= Given task =
Review the lines that follow and copy each one that contains the word "Duty".

= Records supplied =
##############################
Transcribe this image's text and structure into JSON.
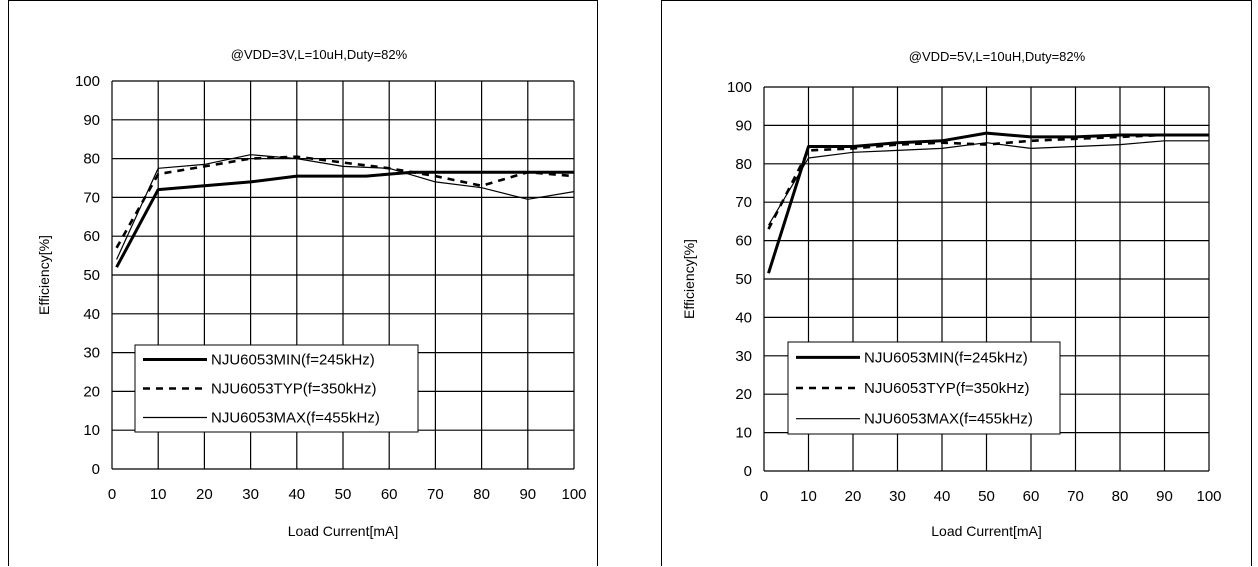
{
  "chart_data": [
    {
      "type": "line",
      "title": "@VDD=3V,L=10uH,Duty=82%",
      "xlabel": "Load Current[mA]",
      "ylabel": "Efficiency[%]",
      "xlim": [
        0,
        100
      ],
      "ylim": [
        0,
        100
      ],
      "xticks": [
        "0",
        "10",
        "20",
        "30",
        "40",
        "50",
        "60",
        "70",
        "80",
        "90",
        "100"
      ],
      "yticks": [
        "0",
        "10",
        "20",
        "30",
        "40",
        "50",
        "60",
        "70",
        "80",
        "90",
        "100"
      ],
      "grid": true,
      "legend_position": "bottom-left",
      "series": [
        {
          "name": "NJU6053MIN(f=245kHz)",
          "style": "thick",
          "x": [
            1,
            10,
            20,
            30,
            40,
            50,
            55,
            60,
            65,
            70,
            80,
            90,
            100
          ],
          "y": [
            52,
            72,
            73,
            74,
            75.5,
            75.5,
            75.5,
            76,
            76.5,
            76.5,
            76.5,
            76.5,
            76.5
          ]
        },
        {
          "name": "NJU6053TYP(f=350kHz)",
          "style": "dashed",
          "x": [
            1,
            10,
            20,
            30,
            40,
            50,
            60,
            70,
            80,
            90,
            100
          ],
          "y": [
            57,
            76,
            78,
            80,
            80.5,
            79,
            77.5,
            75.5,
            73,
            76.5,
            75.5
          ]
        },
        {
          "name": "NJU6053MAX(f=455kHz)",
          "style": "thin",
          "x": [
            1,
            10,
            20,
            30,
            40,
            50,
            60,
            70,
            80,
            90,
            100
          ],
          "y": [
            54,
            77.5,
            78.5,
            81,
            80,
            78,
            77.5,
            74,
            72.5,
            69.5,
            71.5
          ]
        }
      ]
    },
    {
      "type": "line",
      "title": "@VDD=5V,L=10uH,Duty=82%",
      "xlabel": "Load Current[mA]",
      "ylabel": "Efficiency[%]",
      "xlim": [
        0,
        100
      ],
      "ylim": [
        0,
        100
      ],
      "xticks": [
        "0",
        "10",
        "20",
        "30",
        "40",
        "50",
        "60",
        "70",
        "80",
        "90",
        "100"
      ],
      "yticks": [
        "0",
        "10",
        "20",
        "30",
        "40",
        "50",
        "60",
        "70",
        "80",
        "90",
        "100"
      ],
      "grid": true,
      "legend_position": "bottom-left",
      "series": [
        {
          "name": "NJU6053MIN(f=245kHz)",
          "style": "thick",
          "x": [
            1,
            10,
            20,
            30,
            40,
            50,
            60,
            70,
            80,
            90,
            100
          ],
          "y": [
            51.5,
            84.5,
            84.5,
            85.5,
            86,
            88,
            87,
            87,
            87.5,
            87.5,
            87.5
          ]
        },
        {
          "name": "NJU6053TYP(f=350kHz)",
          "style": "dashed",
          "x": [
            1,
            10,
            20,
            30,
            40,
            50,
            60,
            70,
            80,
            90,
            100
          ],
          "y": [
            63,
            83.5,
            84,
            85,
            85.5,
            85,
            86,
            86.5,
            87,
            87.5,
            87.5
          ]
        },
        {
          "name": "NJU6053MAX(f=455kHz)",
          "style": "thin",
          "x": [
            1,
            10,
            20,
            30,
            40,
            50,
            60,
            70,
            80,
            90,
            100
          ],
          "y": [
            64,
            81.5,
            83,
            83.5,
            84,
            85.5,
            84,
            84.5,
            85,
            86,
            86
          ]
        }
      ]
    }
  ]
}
##############################
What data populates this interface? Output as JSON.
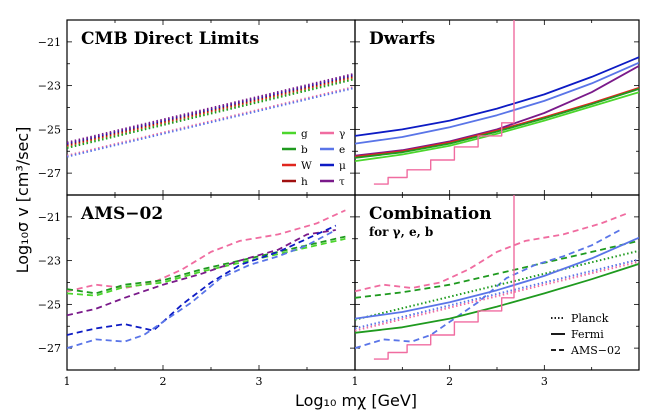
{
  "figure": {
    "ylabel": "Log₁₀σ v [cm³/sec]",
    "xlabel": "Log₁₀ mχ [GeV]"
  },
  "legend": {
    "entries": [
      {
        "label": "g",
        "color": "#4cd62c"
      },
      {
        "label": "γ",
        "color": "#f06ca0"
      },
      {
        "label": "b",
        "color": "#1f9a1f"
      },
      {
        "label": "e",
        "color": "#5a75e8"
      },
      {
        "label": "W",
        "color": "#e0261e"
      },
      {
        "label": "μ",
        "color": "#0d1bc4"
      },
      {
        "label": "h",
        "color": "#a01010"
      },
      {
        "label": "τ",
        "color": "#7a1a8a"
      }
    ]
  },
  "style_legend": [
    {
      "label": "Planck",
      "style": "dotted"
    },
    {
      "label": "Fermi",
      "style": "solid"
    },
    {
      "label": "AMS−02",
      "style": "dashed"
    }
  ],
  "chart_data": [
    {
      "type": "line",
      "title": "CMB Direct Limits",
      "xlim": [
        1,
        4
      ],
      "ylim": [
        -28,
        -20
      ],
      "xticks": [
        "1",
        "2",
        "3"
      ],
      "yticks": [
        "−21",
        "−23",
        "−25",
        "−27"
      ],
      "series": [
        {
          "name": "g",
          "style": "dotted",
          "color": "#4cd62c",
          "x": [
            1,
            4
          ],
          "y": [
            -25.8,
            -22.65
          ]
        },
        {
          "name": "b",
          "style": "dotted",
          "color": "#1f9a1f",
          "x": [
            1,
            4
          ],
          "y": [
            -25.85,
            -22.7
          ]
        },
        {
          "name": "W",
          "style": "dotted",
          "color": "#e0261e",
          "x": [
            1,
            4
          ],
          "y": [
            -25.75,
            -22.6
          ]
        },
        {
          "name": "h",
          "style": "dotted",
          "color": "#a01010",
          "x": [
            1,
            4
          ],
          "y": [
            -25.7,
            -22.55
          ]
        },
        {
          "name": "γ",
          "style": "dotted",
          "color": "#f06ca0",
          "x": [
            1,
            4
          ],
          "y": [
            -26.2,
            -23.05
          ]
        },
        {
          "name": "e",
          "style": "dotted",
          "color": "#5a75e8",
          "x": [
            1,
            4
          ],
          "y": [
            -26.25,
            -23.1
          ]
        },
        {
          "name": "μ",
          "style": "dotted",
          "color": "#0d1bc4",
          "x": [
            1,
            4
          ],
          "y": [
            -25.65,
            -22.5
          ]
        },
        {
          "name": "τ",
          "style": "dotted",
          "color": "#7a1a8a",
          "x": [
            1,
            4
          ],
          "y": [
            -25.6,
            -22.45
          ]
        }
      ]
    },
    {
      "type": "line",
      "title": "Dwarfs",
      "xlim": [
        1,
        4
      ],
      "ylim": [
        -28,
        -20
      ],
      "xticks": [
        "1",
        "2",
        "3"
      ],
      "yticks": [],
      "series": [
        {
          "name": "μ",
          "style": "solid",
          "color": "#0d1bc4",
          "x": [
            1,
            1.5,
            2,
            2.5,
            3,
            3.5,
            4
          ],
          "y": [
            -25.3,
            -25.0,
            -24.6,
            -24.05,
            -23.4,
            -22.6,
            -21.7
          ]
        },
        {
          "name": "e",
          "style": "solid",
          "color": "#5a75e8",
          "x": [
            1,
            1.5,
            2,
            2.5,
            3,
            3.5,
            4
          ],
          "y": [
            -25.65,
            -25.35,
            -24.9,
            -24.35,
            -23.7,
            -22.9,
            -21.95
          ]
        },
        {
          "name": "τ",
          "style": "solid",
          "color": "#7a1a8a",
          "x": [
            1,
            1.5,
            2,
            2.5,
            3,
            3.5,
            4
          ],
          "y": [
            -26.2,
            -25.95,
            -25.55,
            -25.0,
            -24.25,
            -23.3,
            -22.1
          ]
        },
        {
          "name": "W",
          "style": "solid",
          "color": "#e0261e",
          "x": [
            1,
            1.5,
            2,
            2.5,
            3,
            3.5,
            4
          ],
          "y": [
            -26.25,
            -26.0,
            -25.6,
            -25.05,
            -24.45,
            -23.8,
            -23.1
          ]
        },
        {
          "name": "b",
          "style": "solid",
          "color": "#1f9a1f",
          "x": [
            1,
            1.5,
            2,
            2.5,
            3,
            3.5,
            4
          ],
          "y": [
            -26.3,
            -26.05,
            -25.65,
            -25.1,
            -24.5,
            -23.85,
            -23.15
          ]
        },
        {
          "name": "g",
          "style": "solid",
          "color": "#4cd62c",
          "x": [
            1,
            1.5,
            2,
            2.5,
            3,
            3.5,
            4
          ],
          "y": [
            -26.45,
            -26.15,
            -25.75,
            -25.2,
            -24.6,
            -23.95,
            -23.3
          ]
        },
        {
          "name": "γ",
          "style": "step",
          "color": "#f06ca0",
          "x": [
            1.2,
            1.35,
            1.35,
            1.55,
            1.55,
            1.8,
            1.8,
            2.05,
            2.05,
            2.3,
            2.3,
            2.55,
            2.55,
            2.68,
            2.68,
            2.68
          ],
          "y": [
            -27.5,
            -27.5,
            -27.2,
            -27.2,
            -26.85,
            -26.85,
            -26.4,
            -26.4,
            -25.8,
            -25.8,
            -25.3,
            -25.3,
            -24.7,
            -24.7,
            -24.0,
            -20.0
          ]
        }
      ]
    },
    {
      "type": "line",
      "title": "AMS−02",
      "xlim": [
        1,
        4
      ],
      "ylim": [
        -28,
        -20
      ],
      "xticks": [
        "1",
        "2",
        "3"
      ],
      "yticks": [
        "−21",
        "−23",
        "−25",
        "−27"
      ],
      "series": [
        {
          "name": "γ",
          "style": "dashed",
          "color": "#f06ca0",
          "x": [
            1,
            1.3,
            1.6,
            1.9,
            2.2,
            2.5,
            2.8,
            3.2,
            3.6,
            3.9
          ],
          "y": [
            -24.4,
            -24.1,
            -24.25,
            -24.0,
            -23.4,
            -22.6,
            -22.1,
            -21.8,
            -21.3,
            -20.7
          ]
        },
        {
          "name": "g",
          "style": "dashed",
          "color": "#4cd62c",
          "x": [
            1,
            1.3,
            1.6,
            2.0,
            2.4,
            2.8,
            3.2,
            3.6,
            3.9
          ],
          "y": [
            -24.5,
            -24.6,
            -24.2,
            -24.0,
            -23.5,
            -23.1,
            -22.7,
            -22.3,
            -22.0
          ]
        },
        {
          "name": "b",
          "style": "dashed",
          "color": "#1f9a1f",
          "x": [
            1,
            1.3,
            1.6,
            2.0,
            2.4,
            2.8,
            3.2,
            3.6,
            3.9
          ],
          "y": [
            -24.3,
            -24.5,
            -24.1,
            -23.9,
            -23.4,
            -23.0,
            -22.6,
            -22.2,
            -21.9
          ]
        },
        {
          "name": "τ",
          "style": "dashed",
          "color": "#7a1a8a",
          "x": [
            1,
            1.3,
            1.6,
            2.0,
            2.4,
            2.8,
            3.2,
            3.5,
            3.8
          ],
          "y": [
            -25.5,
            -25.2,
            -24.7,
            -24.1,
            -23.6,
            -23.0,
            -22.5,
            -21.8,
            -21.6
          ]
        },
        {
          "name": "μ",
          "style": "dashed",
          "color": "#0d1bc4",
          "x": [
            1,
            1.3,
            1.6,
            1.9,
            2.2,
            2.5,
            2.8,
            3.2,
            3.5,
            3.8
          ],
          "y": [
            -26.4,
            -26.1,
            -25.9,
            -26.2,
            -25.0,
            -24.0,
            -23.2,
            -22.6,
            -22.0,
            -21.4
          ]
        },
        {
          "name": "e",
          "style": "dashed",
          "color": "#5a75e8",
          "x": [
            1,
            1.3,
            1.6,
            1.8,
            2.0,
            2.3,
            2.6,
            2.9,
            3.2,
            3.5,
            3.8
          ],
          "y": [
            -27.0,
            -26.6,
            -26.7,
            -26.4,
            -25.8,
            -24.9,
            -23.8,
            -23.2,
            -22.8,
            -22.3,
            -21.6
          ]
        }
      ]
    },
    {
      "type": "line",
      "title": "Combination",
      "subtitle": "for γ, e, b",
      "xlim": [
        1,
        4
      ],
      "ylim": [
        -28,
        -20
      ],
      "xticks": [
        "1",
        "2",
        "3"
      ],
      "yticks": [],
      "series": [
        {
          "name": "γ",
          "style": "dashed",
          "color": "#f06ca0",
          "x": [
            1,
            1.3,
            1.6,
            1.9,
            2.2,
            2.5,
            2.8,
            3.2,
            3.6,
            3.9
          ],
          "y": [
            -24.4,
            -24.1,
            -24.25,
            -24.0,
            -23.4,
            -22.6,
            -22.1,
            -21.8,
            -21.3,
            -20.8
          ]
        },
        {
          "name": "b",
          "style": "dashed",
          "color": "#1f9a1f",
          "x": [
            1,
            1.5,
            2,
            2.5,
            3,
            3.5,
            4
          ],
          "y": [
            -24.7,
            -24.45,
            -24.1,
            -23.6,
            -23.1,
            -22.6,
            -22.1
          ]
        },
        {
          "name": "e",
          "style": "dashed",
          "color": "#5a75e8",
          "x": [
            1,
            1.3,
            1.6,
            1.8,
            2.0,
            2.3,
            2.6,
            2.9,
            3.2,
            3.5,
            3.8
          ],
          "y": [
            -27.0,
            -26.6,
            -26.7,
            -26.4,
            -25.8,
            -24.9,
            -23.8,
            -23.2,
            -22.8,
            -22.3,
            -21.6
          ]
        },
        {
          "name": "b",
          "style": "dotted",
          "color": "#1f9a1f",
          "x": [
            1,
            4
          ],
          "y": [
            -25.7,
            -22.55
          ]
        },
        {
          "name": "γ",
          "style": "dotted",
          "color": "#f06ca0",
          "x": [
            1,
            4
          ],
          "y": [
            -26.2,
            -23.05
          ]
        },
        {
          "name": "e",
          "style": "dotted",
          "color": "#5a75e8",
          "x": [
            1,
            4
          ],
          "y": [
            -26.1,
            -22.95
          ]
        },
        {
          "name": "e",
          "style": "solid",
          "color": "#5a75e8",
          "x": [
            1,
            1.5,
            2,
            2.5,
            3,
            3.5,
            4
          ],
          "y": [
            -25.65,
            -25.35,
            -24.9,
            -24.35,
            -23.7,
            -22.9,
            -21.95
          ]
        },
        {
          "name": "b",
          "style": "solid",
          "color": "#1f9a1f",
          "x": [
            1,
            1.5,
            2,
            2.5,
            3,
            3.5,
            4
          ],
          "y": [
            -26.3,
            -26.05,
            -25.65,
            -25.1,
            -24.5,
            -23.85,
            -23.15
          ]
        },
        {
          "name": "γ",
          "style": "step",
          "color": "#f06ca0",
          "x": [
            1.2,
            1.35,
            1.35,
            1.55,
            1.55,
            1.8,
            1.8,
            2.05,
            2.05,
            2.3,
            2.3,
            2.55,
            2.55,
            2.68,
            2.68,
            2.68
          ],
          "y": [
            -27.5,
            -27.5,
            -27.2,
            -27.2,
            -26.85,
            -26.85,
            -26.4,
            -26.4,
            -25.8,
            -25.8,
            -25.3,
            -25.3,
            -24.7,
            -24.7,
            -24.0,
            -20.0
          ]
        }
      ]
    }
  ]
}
##############################
= Output of the exercise =
      "title": "@VDD=3V,L=10uH,Duty=82%",
      "title": "@VDD=5V,L=10uH,Duty=82%",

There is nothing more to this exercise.